──────── Records shown ────────

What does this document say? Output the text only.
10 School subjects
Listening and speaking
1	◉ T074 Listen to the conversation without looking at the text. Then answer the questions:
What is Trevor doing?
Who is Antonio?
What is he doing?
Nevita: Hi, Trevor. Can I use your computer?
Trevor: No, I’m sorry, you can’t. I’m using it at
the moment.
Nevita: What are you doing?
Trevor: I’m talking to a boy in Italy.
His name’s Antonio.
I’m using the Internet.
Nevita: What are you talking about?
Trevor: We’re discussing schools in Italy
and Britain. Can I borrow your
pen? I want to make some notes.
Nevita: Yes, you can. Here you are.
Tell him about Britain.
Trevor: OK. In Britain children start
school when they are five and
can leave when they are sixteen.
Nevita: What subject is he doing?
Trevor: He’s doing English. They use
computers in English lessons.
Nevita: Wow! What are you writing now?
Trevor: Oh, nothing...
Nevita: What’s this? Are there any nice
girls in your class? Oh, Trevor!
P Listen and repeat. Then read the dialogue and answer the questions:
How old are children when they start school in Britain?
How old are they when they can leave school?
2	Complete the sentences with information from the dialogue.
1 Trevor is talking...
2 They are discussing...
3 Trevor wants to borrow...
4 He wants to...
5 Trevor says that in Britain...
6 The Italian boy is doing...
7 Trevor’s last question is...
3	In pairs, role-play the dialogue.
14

────────

In the listing above, count each line that holds the string "your". Give the number only.

Expected answer: 3